What is asked – Single out the lines that include the word "millions". Copy them.

Dataset entries on figures
● ● ● ●
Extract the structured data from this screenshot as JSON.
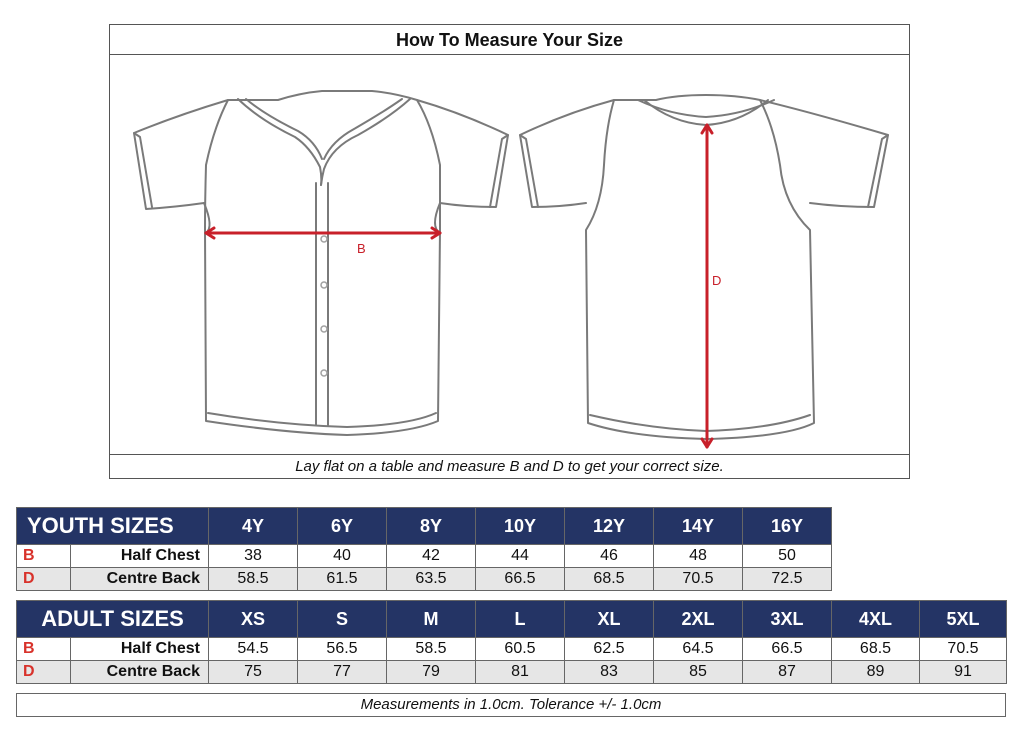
{
  "diagram": {
    "title": "How To Measure Your Size",
    "caption": "Lay flat on a table and measure B and D to get your correct size.",
    "label_b": "B",
    "label_d": "D",
    "colors": {
      "measure_line": "#c8202a",
      "outline": "#7a7a7a"
    }
  },
  "youth": {
    "title": "YOUTH SIZES",
    "sizes": [
      "4Y",
      "6Y",
      "8Y",
      "10Y",
      "12Y",
      "14Y",
      "16Y"
    ],
    "rows": [
      {
        "code": "B",
        "label": "Half Chest",
        "values": [
          "38",
          "40",
          "42",
          "44",
          "46",
          "48",
          "50"
        ]
      },
      {
        "code": "D",
        "label": "Centre Back",
        "values": [
          "58.5",
          "61.5",
          "63.5",
          "66.5",
          "68.5",
          "70.5",
          "72.5"
        ]
      }
    ]
  },
  "adult": {
    "title": "ADULT SIZES",
    "sizes": [
      "XS",
      "S",
      "M",
      "L",
      "XL",
      "2XL",
      "3XL",
      "4XL",
      "5XL"
    ],
    "rows": [
      {
        "code": "B",
        "label": "Half Chest",
        "values": [
          "54.5",
          "56.5",
          "58.5",
          "60.5",
          "62.5",
          "64.5",
          "66.5",
          "68.5",
          "70.5"
        ]
      },
      {
        "code": "D",
        "label": "Centre Back",
        "values": [
          "75",
          "77",
          "79",
          "81",
          "83",
          "85",
          "87",
          "89",
          "91"
        ]
      }
    ]
  },
  "footnote": "Measurements in 1.0cm.  Tolerance +/- 1.0cm",
  "colors": {
    "header_bg": "#243465",
    "code_text": "#d8322b",
    "alt_row": "#e6e6e6"
  }
}
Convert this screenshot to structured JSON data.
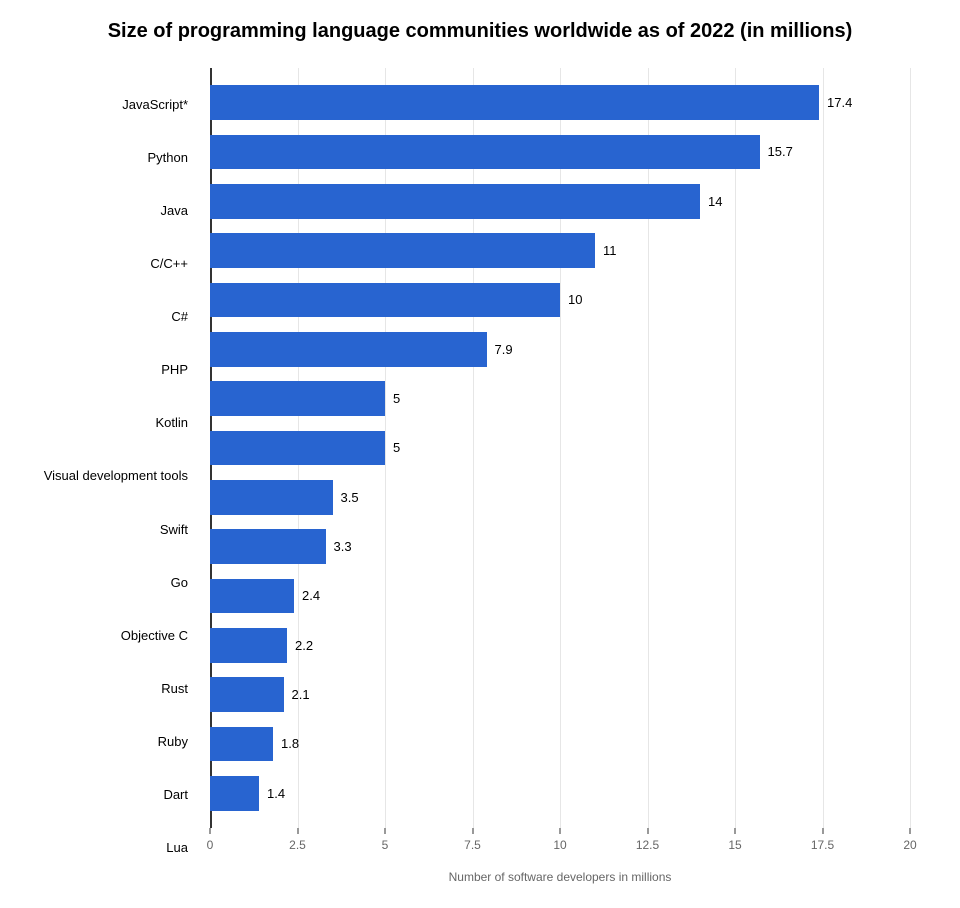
{
  "chart": {
    "type": "horizontal-bar",
    "title": "Size of programming language communities worldwide as of 2022 (in millions)",
    "title_fontsize": 20,
    "title_color": "#000000",
    "background_color": "#ffffff",
    "xlabel": "Number of software developers in millions",
    "xlabel_fontsize": 12,
    "xlabel_color": "#666666",
    "xlim": [
      0,
      20
    ],
    "xtick_step": 2.5,
    "xticks": [
      0,
      2.5,
      5,
      7.5,
      10,
      12.5,
      15,
      17.5,
      20
    ],
    "xtick_labels": [
      "0",
      "2.5",
      "5",
      "7.5",
      "10",
      "12.5",
      "15",
      "17.5",
      "20"
    ],
    "grid_color": "#e6e6e6",
    "axis_line_color": "#333333",
    "tick_label_fontsize": 12,
    "tick_label_color": "#666666",
    "y_label_fontsize": 13,
    "y_label_color": "#000000",
    "bar_color": "#2864d0",
    "value_label_fontsize": 13,
    "value_label_color": "#000000",
    "bar_height_ratio": 0.7,
    "categories": [
      "JavaScript*",
      "Python",
      "Java",
      "C/C++",
      "C#",
      "PHP",
      "Kotlin",
      "Visual development tools",
      "Swift",
      "Go",
      "Objective C",
      "Rust",
      "Ruby",
      "Dart",
      "Lua"
    ],
    "values": [
      17.4,
      15.7,
      14,
      11,
      10,
      7.9,
      5,
      5,
      3.5,
      3.3,
      2.4,
      2.2,
      2.1,
      1.8,
      1.4
    ],
    "value_labels": [
      "17.4",
      "15.7",
      "14",
      "11",
      "10",
      "7.9",
      "5",
      "5",
      "3.5",
      "3.3",
      "2.4",
      "2.2",
      "2.1",
      "1.8",
      "1.4"
    ]
  }
}
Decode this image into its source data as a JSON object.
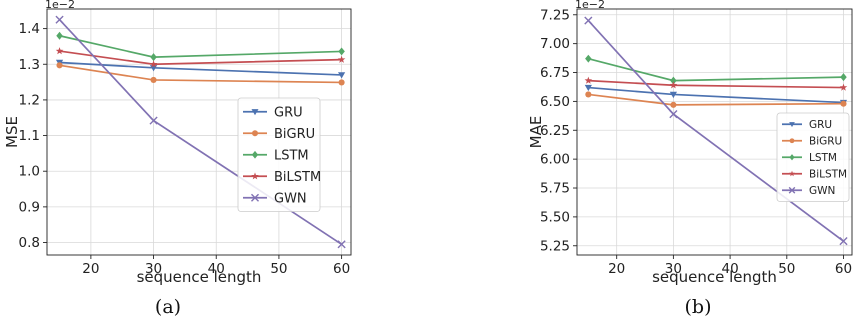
● ● ● ●
Task answer –
    "title": "Size of programming language communities worldwide as of 2022 (in millions)",
    "xlabel": "Number of software developers in millions",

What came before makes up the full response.